→ **Material for the task**:
········

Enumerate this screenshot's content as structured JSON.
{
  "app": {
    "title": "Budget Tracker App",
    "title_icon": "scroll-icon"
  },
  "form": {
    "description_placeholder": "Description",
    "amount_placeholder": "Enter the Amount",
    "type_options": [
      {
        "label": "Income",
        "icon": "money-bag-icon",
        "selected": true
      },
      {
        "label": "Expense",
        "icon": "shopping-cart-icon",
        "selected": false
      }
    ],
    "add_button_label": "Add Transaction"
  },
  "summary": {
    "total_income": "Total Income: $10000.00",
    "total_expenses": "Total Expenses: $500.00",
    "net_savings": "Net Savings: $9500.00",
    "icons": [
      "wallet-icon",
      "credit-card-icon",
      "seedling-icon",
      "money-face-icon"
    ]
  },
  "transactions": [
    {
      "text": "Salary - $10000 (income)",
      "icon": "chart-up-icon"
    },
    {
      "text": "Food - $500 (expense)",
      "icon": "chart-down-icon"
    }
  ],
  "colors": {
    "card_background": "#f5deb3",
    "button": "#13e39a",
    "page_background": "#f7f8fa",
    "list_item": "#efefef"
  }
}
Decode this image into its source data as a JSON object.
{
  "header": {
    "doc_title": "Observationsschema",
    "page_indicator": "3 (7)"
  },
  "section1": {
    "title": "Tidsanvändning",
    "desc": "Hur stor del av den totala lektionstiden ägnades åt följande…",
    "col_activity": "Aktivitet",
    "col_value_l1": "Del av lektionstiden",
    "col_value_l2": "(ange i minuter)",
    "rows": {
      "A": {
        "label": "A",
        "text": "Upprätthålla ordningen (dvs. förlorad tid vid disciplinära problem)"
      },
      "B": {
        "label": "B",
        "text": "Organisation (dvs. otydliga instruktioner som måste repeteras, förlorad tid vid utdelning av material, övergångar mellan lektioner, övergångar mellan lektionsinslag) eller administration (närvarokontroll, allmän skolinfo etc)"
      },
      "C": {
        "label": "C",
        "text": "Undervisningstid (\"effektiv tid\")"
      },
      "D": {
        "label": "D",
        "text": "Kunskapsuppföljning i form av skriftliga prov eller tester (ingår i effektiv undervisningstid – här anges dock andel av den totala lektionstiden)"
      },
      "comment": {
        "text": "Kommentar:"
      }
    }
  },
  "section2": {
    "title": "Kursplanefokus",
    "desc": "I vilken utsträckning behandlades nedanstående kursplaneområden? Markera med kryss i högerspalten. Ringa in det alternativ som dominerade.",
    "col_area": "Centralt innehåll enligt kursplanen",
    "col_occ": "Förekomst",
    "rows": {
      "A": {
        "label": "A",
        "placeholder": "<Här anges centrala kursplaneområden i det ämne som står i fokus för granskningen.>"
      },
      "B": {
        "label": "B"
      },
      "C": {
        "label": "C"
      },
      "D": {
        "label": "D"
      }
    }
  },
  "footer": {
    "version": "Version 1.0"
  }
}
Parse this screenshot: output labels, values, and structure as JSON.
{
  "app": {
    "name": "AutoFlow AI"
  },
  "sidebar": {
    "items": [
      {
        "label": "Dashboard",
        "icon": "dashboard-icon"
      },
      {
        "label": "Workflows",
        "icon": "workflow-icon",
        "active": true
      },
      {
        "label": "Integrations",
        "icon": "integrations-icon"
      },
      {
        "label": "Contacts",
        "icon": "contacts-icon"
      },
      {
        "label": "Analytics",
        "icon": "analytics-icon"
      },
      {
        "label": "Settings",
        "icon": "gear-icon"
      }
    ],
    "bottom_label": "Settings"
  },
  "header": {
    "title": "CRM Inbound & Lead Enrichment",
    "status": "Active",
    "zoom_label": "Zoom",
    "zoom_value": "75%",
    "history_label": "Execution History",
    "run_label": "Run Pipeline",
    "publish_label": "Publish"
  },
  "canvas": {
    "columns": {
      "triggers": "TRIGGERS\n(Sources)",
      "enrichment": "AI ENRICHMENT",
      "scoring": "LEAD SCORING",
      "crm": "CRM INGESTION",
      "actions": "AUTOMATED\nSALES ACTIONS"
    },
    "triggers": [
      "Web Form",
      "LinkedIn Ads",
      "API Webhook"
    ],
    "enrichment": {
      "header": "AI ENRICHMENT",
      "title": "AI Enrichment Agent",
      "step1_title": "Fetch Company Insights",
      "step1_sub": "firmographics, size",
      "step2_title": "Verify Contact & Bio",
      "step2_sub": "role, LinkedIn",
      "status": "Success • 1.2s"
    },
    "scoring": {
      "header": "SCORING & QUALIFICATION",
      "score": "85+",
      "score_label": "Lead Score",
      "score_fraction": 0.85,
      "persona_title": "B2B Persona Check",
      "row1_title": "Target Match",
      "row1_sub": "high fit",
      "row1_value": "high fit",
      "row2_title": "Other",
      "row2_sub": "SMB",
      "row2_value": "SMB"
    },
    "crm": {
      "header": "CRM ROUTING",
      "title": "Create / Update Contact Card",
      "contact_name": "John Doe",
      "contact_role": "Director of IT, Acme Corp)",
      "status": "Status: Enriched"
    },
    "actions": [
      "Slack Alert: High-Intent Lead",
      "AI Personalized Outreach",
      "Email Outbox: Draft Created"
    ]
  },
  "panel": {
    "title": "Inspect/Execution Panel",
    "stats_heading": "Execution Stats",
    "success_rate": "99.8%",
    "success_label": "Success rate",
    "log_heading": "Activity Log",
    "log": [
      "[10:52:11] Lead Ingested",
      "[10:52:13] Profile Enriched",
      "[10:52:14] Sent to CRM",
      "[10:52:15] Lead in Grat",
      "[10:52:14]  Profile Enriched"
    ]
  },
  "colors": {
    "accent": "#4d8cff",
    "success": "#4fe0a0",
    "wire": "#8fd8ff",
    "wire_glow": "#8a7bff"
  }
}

········

→ **Stated goal**: Extract each line holding the word "totala" from the records.

→ **Problem solution**:
    "desc": "Hur stor del av den totala lektionstiden ägnades åt följande…",
        "text": "Kunskapsuppföljning i form av skriftliga prov eller tester (ingår i effektiv undervisningstid – här anges dock andel av den totala lektionstiden)"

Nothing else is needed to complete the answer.